Given problem:
Copy every line of the records below where the word "wurde" occurs.

Stored items:

☆ ☆ ☆

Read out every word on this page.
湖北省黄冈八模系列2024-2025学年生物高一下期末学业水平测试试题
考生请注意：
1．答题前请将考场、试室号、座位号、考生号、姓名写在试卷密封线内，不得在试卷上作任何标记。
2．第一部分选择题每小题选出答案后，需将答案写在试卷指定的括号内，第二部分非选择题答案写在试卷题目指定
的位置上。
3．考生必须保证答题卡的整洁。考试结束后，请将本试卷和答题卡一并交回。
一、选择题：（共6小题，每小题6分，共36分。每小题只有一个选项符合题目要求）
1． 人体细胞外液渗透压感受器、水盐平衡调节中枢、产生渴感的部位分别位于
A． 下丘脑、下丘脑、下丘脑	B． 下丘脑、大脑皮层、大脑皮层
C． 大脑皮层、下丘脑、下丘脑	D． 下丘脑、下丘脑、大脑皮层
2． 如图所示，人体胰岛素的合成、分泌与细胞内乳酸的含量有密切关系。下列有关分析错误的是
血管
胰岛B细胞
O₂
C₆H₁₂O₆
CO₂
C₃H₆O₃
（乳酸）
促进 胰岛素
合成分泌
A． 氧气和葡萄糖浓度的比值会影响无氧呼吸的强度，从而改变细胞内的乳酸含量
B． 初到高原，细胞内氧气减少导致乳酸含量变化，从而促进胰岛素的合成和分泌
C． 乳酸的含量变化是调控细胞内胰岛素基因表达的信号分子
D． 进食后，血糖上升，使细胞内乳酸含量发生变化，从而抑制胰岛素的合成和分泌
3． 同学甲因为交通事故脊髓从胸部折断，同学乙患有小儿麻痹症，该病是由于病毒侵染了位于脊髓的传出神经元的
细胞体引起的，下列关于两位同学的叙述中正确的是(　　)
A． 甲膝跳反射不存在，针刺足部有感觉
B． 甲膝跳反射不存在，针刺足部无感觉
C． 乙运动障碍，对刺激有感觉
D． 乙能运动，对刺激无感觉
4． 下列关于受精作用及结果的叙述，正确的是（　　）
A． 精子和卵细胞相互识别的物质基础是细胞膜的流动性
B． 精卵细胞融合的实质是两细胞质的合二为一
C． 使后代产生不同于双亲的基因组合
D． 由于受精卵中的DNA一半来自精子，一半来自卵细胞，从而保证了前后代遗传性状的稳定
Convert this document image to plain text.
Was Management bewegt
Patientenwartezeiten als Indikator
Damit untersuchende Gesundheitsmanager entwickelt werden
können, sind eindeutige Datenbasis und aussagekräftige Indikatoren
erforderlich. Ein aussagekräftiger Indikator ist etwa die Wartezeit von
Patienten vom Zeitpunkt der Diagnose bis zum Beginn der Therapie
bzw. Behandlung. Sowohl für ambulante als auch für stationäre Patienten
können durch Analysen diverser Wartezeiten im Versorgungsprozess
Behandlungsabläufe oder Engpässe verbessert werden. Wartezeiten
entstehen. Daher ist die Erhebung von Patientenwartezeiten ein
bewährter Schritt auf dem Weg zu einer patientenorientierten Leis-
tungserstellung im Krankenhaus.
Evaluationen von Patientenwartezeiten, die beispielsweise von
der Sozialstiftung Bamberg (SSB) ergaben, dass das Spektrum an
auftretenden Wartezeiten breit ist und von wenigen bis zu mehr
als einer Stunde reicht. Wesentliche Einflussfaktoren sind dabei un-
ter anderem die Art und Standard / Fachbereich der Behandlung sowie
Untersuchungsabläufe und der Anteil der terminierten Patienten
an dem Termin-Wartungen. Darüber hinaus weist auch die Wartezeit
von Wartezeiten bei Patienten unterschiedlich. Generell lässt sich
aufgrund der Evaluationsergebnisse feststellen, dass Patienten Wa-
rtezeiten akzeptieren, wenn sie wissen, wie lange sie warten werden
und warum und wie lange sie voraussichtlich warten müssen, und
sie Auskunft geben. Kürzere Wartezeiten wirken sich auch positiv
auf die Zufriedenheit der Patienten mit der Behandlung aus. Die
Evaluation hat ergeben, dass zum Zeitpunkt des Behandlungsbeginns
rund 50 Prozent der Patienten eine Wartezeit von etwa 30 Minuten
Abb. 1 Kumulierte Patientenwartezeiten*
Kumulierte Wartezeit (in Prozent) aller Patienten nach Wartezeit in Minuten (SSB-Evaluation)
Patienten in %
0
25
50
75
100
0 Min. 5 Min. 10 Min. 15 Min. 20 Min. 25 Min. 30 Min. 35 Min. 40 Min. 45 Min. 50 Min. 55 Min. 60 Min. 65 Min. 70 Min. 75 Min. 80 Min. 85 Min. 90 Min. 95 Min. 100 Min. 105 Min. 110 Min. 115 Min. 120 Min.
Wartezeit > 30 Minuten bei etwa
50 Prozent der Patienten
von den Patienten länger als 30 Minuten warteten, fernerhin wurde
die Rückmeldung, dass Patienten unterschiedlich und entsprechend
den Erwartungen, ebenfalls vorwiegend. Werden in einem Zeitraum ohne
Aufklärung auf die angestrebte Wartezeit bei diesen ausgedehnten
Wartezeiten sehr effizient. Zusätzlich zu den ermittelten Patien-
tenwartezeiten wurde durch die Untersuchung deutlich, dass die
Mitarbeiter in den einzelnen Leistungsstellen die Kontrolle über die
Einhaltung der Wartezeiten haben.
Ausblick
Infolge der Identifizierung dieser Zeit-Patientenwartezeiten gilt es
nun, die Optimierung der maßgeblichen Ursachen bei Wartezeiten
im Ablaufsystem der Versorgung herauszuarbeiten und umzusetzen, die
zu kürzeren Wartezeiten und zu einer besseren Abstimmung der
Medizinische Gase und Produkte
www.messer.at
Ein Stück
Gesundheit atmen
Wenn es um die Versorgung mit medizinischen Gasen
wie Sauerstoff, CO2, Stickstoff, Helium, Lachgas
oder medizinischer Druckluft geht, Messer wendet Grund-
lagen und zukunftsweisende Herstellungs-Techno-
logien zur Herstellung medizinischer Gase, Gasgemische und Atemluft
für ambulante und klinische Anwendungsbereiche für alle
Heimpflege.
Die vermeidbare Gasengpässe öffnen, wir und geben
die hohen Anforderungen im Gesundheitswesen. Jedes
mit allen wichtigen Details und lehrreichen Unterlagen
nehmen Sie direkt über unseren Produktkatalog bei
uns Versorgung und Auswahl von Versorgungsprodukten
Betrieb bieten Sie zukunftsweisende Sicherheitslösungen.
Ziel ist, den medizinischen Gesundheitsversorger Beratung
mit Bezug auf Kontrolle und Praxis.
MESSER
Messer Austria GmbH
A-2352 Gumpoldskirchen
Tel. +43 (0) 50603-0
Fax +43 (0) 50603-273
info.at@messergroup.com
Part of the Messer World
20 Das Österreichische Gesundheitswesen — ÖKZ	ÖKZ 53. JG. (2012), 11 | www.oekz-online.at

☆ ☆ ☆

Solution to the exercise:
von den Patienten länger als 30 Minuten warteten, fernerhin wurde
tenwartezeiten wurde durch die Untersuchung deutlich, dass die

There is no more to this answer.